* _PROBLEM REQUIREMENTS_:
Write out the records below once more, exactly as they stand.

* _SUPPLIED DATA_:
= = = =

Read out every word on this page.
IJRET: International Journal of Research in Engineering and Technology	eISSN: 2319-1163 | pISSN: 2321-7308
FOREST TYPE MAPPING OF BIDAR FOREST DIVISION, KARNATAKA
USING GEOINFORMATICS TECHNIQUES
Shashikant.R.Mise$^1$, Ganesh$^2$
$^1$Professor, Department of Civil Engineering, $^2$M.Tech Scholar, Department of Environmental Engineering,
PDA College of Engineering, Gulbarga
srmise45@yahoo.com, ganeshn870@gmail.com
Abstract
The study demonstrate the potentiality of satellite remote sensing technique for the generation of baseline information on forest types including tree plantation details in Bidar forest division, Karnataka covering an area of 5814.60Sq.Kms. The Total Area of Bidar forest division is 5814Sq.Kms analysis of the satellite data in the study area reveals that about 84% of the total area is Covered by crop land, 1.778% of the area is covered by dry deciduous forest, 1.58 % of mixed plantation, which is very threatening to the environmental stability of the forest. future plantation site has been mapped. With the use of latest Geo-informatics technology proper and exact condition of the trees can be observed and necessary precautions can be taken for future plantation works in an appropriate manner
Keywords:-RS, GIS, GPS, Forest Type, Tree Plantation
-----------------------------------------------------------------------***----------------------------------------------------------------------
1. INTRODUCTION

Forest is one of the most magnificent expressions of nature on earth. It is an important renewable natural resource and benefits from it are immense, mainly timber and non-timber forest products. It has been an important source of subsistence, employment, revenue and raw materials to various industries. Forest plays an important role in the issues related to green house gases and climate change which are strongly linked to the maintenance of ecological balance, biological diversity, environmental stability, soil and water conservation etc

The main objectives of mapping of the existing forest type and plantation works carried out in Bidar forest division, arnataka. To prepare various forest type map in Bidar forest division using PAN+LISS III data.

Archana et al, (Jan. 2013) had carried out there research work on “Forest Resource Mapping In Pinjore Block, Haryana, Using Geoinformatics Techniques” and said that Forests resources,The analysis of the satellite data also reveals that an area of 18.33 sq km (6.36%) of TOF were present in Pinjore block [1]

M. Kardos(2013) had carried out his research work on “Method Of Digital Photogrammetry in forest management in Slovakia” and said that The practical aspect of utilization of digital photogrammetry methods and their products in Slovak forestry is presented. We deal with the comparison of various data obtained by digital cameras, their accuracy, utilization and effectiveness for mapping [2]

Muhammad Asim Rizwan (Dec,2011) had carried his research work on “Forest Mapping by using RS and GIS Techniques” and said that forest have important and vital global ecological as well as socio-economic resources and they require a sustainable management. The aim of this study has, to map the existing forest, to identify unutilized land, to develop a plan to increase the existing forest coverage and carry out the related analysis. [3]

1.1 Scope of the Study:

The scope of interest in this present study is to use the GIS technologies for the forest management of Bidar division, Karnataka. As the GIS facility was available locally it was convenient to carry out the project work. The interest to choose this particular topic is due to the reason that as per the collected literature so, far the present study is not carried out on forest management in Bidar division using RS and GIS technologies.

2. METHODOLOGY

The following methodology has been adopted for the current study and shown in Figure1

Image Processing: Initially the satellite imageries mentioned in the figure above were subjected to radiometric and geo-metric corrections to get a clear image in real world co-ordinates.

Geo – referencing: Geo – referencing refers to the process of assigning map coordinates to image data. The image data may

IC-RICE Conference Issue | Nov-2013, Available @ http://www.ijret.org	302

= = = =

* _EXPECTED OUTPUT_:
Read out every word on this page.
IJRET: International Journal of Research in Engineering and Technology	eISSN: 2319-1163 | pISSN: 2321-7308
FOREST TYPE MAPPING OF BIDAR FOREST DIVISION, KARNATAKA
USING GEOINFORMATICS TECHNIQUES
Shashikant.R.Mise$^1$, Ganesh$^2$
$^1$Professor, Department of Civil Engineering, $^2$M.Tech Scholar, Department of Environmental Engineering,
PDA College of Engineering, Gulbarga
srmise45@yahoo.com, ganeshn870@gmail.com
Abstract
The study demonstrate the potentiality of satellite remote sensing technique for the generation of baseline information on forest types including tree plantation details in Bidar forest division, Karnataka covering an area of 5814.60Sq.Kms. The Total Area of Bidar forest division is 5814Sq.Kms analysis of the satellite data in the study area reveals that about 84% of the total area is Covered by crop land, 1.778% of the area is covered by dry deciduous forest, 1.58 % of mixed plantation, which is very threatening to the environmental stability of the forest. future plantation site has been mapped. With the use of latest Geo-informatics technology proper and exact condition of the trees can be observed and necessary precautions can be taken for future plantation works in an appropriate manner
Keywords:-RS, GIS, GPS, Forest Type, Tree Plantation
-----------------------------------------------------------------------***----------------------------------------------------------------------
1. INTRODUCTION

Forest is one of the most magnificent expressions of nature on earth. It is an important renewable natural resource and benefits from it are immense, mainly timber and non-timber forest products. It has been an important source of subsistence, employment, revenue and raw materials to various industries. Forest plays an important role in the issues related to green house gases and climate change which are strongly linked to the maintenance of ecological balance, biological diversity, environmental stability, soil and water conservation etc

The main objectives of mapping of the existing forest type and plantation works carried out in Bidar forest division, arnataka. To prepare various forest type map in Bidar forest division using PAN+LISS III data.

Archana et al, (Jan. 2013) had carried out there research work on “Forest Resource Mapping In Pinjore Block, Haryana, Using Geoinformatics Techniques” and said that Forests resources,The analysis of the satellite data also reveals that an area of 18.33 sq km (6.36%) of TOF were present in Pinjore block [1]

M. Kardos(2013) had carried out his research work on “Method Of Digital Photogrammetry in forest management in Slovakia” and said that The practical aspect of utilization of digital photogrammetry methods and their products in Slovak forestry is presented. We deal with the comparison of various data obtained by digital cameras, their accuracy, utilization and effectiveness for mapping [2]

Muhammad Asim Rizwan (Dec,2011) had carried his research work on “Forest Mapping by using RS and GIS Techniques” and said that forest have important and vital global ecological as well as socio-economic resources and they require a sustainable management. The aim of this study has, to map the existing forest, to identify unutilized land, to develop a plan to increase the existing forest coverage and carry out the related analysis. [3]

1.1 Scope of the Study:

The scope of interest in this present study is to use the GIS technologies for the forest management of Bidar division, Karnataka. As the GIS facility was available locally it was convenient to carry out the project work. The interest to choose this particular topic is due to the reason that as per the collected literature so, far the present study is not carried out on forest management in Bidar division using RS and GIS technologies.

2. METHODOLOGY

The following methodology has been adopted for the current study and shown in Figure1

Image Processing: Initially the satellite imageries mentioned in the figure above were subjected to radiometric and geo-metric corrections to get a clear image in real world co-ordinates.

Geo – referencing: Geo – referencing refers to the process of assigning map coordinates to image data. The image data may

IC-RICE Conference Issue | Nov-2013, Available @ http://www.ijret.org	302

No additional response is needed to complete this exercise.